**What you will do:** Wherever the string "JSON" appears, copy the whole line.

**Supplied data:**
__________
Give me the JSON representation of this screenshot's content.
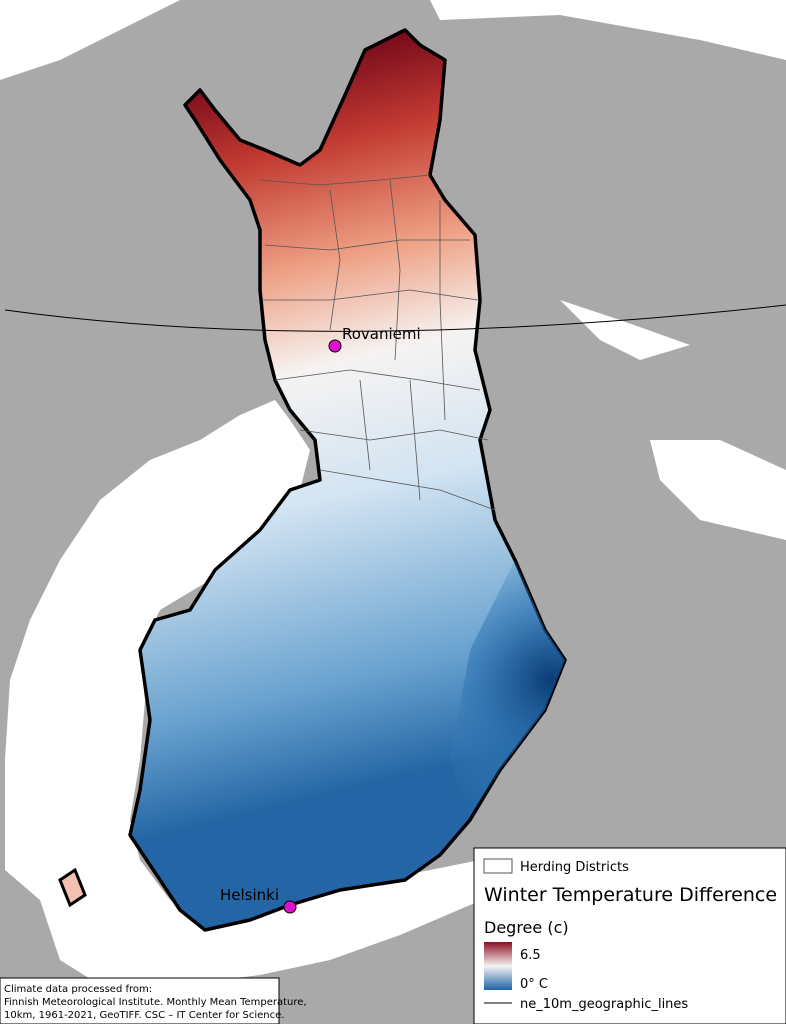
{
  "cities": [
    {
      "label": "Rovaniemi"
    },
    {
      "label": "Helsinki"
    }
  ],
  "legend": {
    "herding": "Herding Districts",
    "title": "Winter Temperature Difference",
    "subtitle": "Degree (c)",
    "max": "6.5",
    "min": "0° C",
    "lines": "ne_10m_geographic_lines"
  },
  "source": [
    "Climate data processed from:",
    "Finnish Meteorological Institute. Monthly Mean Temperature,",
    "10km, 1961-2021, GeoTIFF. CSC – IT Center for Science."
  ]
}
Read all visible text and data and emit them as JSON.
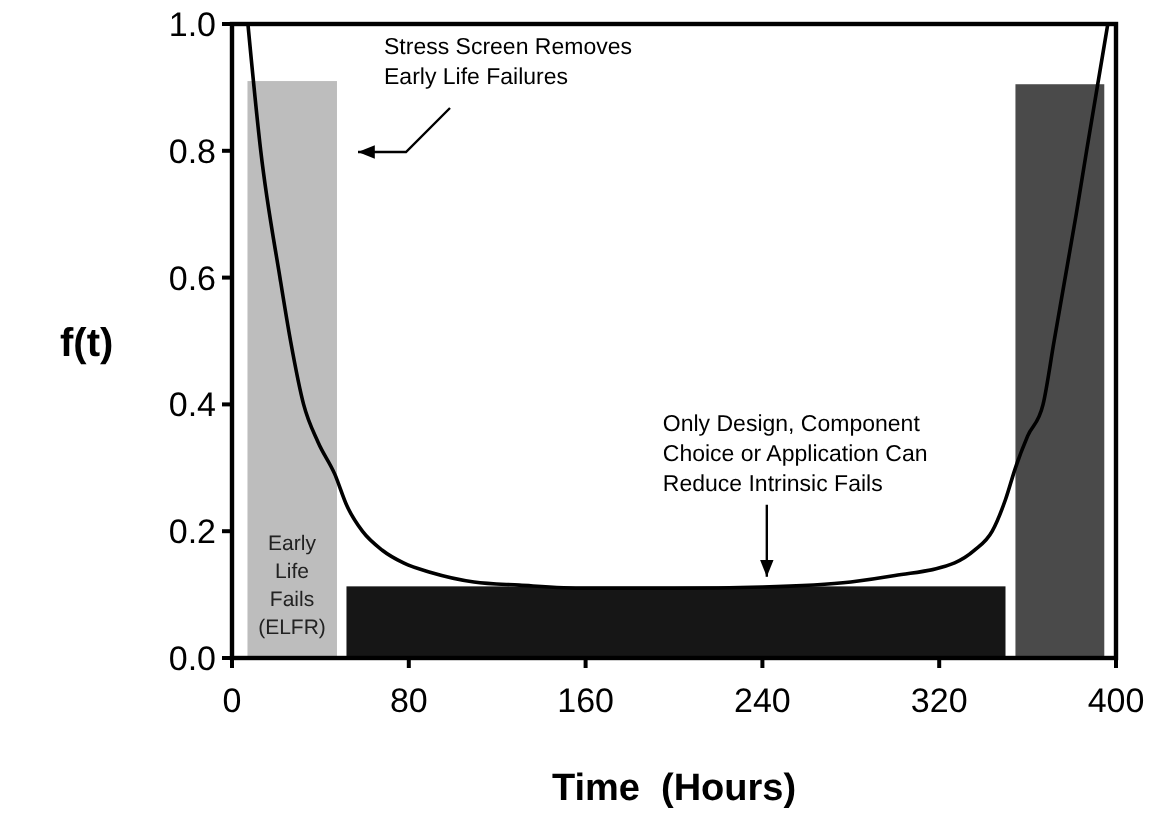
{
  "chart_data": {
    "type": "histogram",
    "xlabel": "Time  (Hours)",
    "ylabel": "f(t)",
    "bins": [
      7,
      47.5,
      51.8,
      350,
      354.5,
      394.7
    ],
    "values": [
      0.91,
      null,
      0.113,
      null,
      0.905
    ],
    "colors": [
      "#bdbdbd",
      null,
      "#161616",
      null,
      "#4a4a4a"
    ],
    "series": [
      {
        "type": "line",
        "color": "#000000",
        "x": [
          7.2,
          13,
          21.7,
          26.5,
          32.4,
          39,
          46.5,
          52,
          59,
          68,
          77.6,
          90,
          109.5,
          130,
          160,
          200,
          240,
          280,
          300,
          327,
          336,
          344,
          350,
          354.5,
          360,
          367,
          372,
          377,
          382,
          386.7,
          391.5,
          396.3
        ],
        "values": [
          1.0,
          0.8,
          0.6,
          0.5,
          0.4,
          0.34,
          0.29,
          0.24,
          0.2,
          0.17,
          0.15,
          0.135,
          0.12,
          0.115,
          0.11,
          0.11,
          0.112,
          0.12,
          0.13,
          0.15,
          0.17,
          0.2,
          0.25,
          0.3,
          0.35,
          0.4,
          0.5,
          0.6,
          0.7,
          0.8,
          0.9,
          1.0
        ]
      }
    ],
    "xlim": [
      0,
      400
    ],
    "xticks": [
      0,
      80,
      160,
      240,
      320,
      400
    ],
    "ylim": [
      0,
      1.0
    ],
    "yticks": [
      {
        "value": 0,
        "label": "0.0"
      },
      {
        "value": 0.2,
        "label": "0.2"
      },
      {
        "value": 0.4,
        "label": "0.4"
      },
      {
        "value": 0.6,
        "label": "0.6"
      },
      {
        "value": 0.8,
        "label": "0.8"
      },
      {
        "value": 1.0,
        "label": "1.0"
      }
    ],
    "grid": false,
    "line_style": "solid",
    "marker": "none",
    "annotations": [
      "Stress Screen Removes\nEarly Life Failures",
      {
        "text": "Only Design, Component\nChoice or Application Can\nReduce Intrinsic Fails",
        "x": 242,
        "y": 0.125
      },
      "Early\nLife\nFails\n(ELFR)"
    ]
  }
}
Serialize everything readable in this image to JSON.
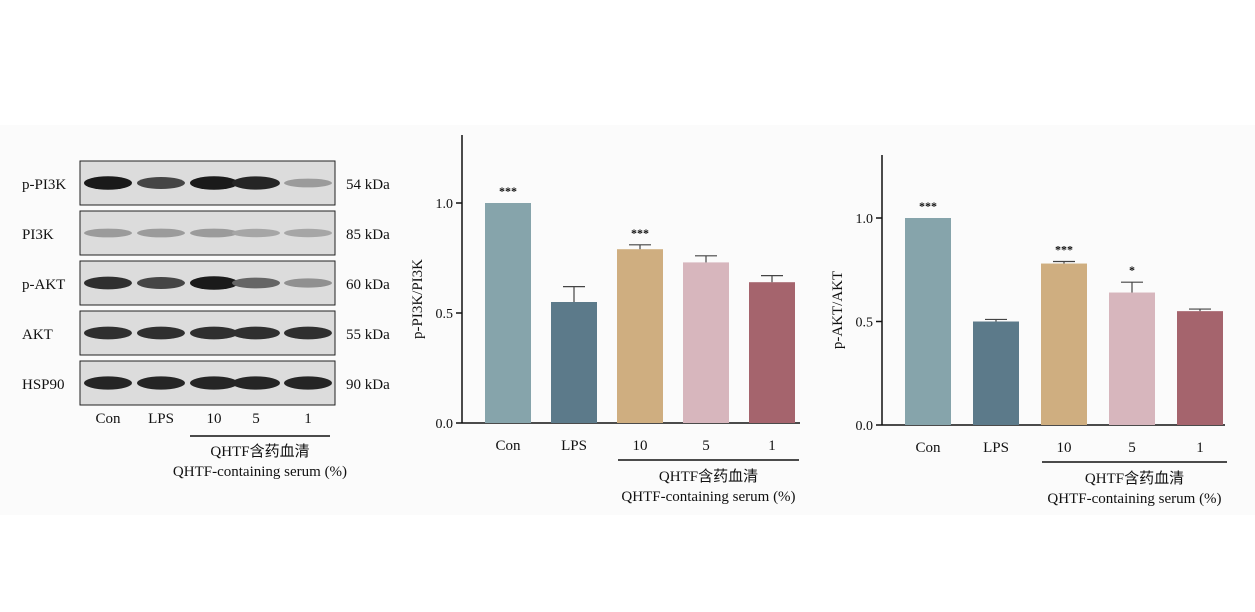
{
  "western_blot": {
    "rows": [
      {
        "label": "p-PI3K",
        "kda": "54 kDa",
        "intensity": [
          0.95,
          0.75,
          0.95,
          0.9,
          0.35
        ]
      },
      {
        "label": "PI3K",
        "kda": "85 kDa",
        "intensity": [
          0.35,
          0.35,
          0.35,
          0.3,
          0.3
        ]
      },
      {
        "label": "p-AKT",
        "kda": "60 kDa",
        "intensity": [
          0.85,
          0.75,
          0.95,
          0.6,
          0.4
        ]
      },
      {
        "label": "AKT",
        "kda": "55 kDa",
        "intensity": [
          0.85,
          0.85,
          0.85,
          0.85,
          0.85
        ]
      },
      {
        "label": "HSP90",
        "kda": "90 kDa",
        "intensity": [
          0.9,
          0.9,
          0.9,
          0.9,
          0.9
        ]
      }
    ],
    "lanes": [
      "Con",
      "LPS",
      "10",
      "5",
      "1"
    ],
    "group_label_cn": "QHTF含药血清",
    "group_label_en": "QHTF-containing serum (%)"
  },
  "chart_data": [
    {
      "type": "bar",
      "ylabel": "p-PI3K/PI3K",
      "ylim": [
        0,
        1.0
      ],
      "yticks": [
        "0.0",
        "0.5",
        "1.0"
      ],
      "categories": [
        "Con",
        "LPS",
        "10",
        "5",
        "1"
      ],
      "values": [
        1.0,
        0.55,
        0.79,
        0.73,
        0.64
      ],
      "errors": [
        0,
        0.07,
        0.02,
        0.03,
        0.03
      ],
      "significance": [
        "***",
        "",
        "***",
        "",
        ""
      ],
      "colors": [
        "#86a4ab",
        "#5c7a8a",
        "#cfae80",
        "#d7b6bd",
        "#a5646d"
      ],
      "group_label_cn": "QHTF含药血清",
      "group_label_en": "QHTF-containing serum (%)"
    },
    {
      "type": "bar",
      "ylabel": "p-AKT/AKT",
      "ylim": [
        0,
        1.0
      ],
      "yticks": [
        "0.0",
        "0.5",
        "1.0"
      ],
      "categories": [
        "Con",
        "LPS",
        "10",
        "5",
        "1"
      ],
      "values": [
        1.0,
        0.5,
        0.78,
        0.64,
        0.55
      ],
      "errors": [
        0,
        0.01,
        0.01,
        0.05,
        0.01
      ],
      "significance": [
        "***",
        "",
        "***",
        "*",
        ""
      ],
      "colors": [
        "#86a4ab",
        "#5c7a8a",
        "#cfae80",
        "#d7b6bd",
        "#a5646d"
      ],
      "group_label_cn": "QHTF含药血清",
      "group_label_en": "QHTF-containing serum (%)"
    }
  ]
}
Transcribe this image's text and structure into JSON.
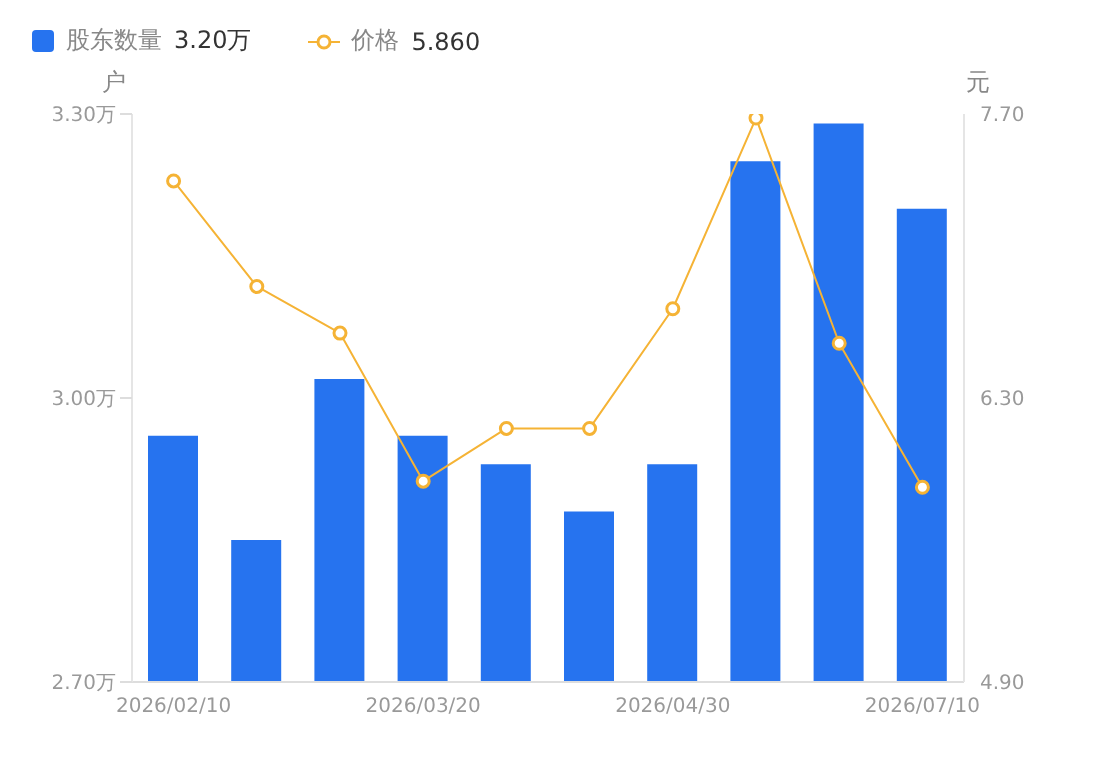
{
  "chart_data": {
    "type": "bar",
    "categories": [
      "2026/02/10",
      null,
      null,
      "2026/03/20",
      null,
      null,
      "2026/04/30",
      null,
      null,
      "2026/07/10"
    ],
    "series": [
      {
        "name": "股东数量",
        "color": "#2673ef",
        "values": [
          2.96,
          2.85,
          3.02,
          2.96,
          2.93,
          2.88,
          2.93,
          3.25,
          3.29,
          3.2
        ]
      },
      {
        "name": "价格",
        "type": "line",
        "axis": "y2",
        "color": "#f5b335",
        "values": [
          7.37,
          6.85,
          6.62,
          5.89,
          6.15,
          6.15,
          6.74,
          7.68,
          6.57,
          5.86
        ]
      }
    ],
    "annotations": [
      "3.20万",
      "5.860"
    ],
    "ylabel": "户",
    "y2label": "元",
    "ylim": [
      2.7,
      3.3
    ],
    "yticks": [
      {
        "value": 2.7,
        "label": "2.70万"
      },
      {
        "value": 3.0,
        "label": "3.00万"
      },
      {
        "value": 3.3,
        "label": "3.30万"
      }
    ],
    "y2lim": [
      4.9,
      7.7
    ],
    "y2ticks": [
      {
        "value": 4.9,
        "label": "4.90"
      },
      {
        "value": 6.3,
        "label": "6.30"
      },
      {
        "value": 7.7,
        "label": "7.70"
      }
    ],
    "legend": "top left",
    "grid": false,
    "marker": "circle",
    "line_style": "solid"
  }
}
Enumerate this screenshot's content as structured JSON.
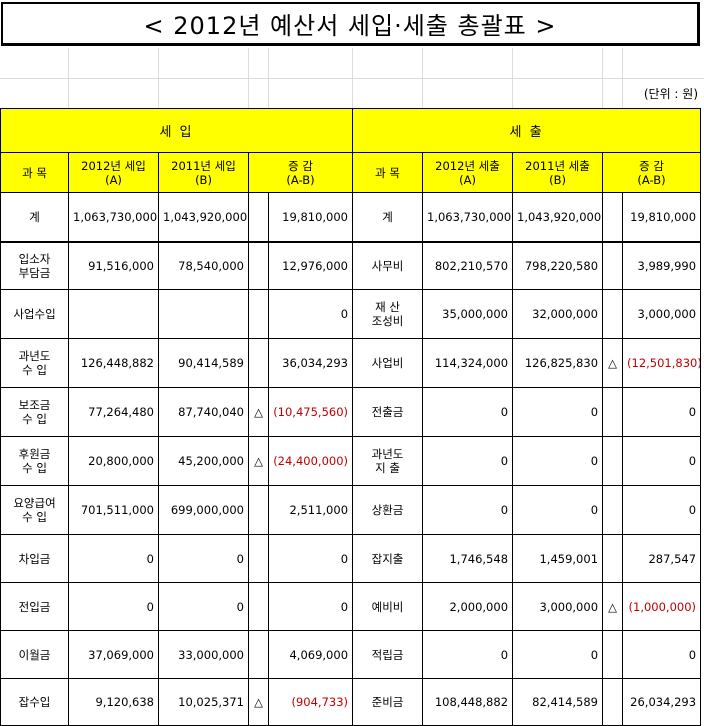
{
  "title": "< 2012년 예산서 세입·세출 총괄표 >",
  "unit": "(단위 : 원)",
  "revenue_header": "세          입",
  "expense_header": "세          출",
  "columns": {
    "subject": "과 목",
    "y2012_rev": "2012년 세입\n(A)",
    "y2011_rev": "2011년 세입\n(B)",
    "diff": "증  감\n(A-B)",
    "y2012_exp": "2012년 세출\n(A)",
    "y2011_exp": "2011년 세출\n(B)"
  },
  "rows": [
    {
      "rev_name": "계",
      "rev_2012": "1,063,730,000",
      "rev_2011": "1,043,920,000",
      "rev_tri": "",
      "rev_diff": "19,810,000",
      "rev_neg": false,
      "exp_name": "계",
      "exp_2012": "1,063,730,000",
      "exp_2011": "1,043,920,000",
      "exp_tri": "",
      "exp_diff": "19,810,000",
      "exp_neg": false
    },
    {
      "rev_name": "입소자\n부담금",
      "rev_2012": "91,516,000",
      "rev_2011": "78,540,000",
      "rev_tri": "",
      "rev_diff": "12,976,000",
      "rev_neg": false,
      "exp_name": "사무비",
      "exp_2012": "802,210,570",
      "exp_2011": "798,220,580",
      "exp_tri": "",
      "exp_diff": "3,989,990",
      "exp_neg": false
    },
    {
      "rev_name": "사업수입",
      "rev_2012": "",
      "rev_2011": "",
      "rev_tri": "",
      "rev_diff": "0",
      "rev_neg": false,
      "exp_name": "재  산\n조성비",
      "exp_2012": "35,000,000",
      "exp_2011": "32,000,000",
      "exp_tri": "",
      "exp_diff": "3,000,000",
      "exp_neg": false
    },
    {
      "rev_name": "과년도\n수  입",
      "rev_2012": "126,448,882",
      "rev_2011": "90,414,589",
      "rev_tri": "",
      "rev_diff": "36,034,293",
      "rev_neg": false,
      "exp_name": "사업비",
      "exp_2012": "114,324,000",
      "exp_2011": "126,825,830",
      "exp_tri": "△",
      "exp_diff": "(12,501,830)",
      "exp_neg": true
    },
    {
      "rev_name": "보조금\n수  입",
      "rev_2012": "77,264,480",
      "rev_2011": "87,740,040",
      "rev_tri": "△",
      "rev_diff": "(10,475,560)",
      "rev_neg": true,
      "exp_name": "전출금",
      "exp_2012": "0",
      "exp_2011": "0",
      "exp_tri": "",
      "exp_diff": "0",
      "exp_neg": false
    },
    {
      "rev_name": "후원금\n수  입",
      "rev_2012": "20,800,000",
      "rev_2011": "45,200,000",
      "rev_tri": "△",
      "rev_diff": "(24,400,000)",
      "rev_neg": true,
      "exp_name": "과년도\n지  출",
      "exp_2012": "0",
      "exp_2011": "0",
      "exp_tri": "",
      "exp_diff": "0",
      "exp_neg": false
    },
    {
      "rev_name": "요양급여\n수  입",
      "rev_2012": "701,511,000",
      "rev_2011": "699,000,000",
      "rev_tri": "",
      "rev_diff": "2,511,000",
      "rev_neg": false,
      "exp_name": "상환금",
      "exp_2012": "0",
      "exp_2011": "0",
      "exp_tri": "",
      "exp_diff": "0",
      "exp_neg": false
    },
    {
      "rev_name": "차입금",
      "rev_2012": "0",
      "rev_2011": "0",
      "rev_tri": "",
      "rev_diff": "0",
      "rev_neg": false,
      "exp_name": "잡지출",
      "exp_2012": "1,746,548",
      "exp_2011": "1,459,001",
      "exp_tri": "",
      "exp_diff": "287,547",
      "exp_neg": false
    },
    {
      "rev_name": "전입금",
      "rev_2012": "0",
      "rev_2011": "0",
      "rev_tri": "",
      "rev_diff": "0",
      "rev_neg": false,
      "exp_name": "예비비",
      "exp_2012": "2,000,000",
      "exp_2011": "3,000,000",
      "exp_tri": "△",
      "exp_diff": "(1,000,000)",
      "exp_neg": true
    },
    {
      "rev_name": "이월금",
      "rev_2012": "37,069,000",
      "rev_2011": "33,000,000",
      "rev_tri": "",
      "rev_diff": "4,069,000",
      "rev_neg": false,
      "exp_name": "적립금",
      "exp_2012": "0",
      "exp_2011": "0",
      "exp_tri": "",
      "exp_diff": "0",
      "exp_neg": false
    },
    {
      "rev_name": "잡수입",
      "rev_2012": "9,120,638",
      "rev_2011": "10,025,371",
      "rev_tri": "△",
      "rev_diff": "(904,733)",
      "rev_neg": true,
      "exp_name": "준비금",
      "exp_2012": "108,448,882",
      "exp_2011": "82,414,589",
      "exp_tri": "",
      "exp_diff": "26,034,293",
      "exp_neg": false
    }
  ],
  "colors": {
    "header_bg": "#ffff00",
    "negative": "#c00000"
  }
}
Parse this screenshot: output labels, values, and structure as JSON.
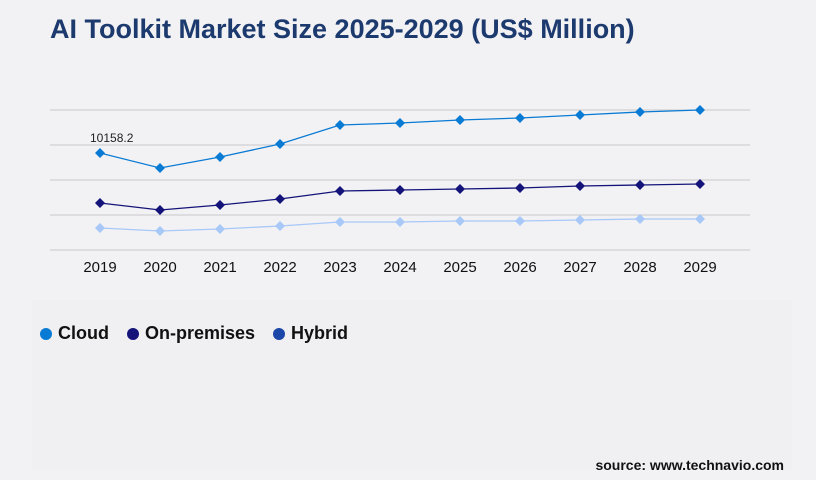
__________
**Response below:**
Give me the JSON representation of this screenshot's content.
Read all visible text and data and emit them as JSON.
Serialize everything readable in this image to JSON.
Transcribe this image's text and structure into JSON.
Enumerate this screenshot's content as structured JSON.
Parse this screenshot: output labels, values, and structure as JSON.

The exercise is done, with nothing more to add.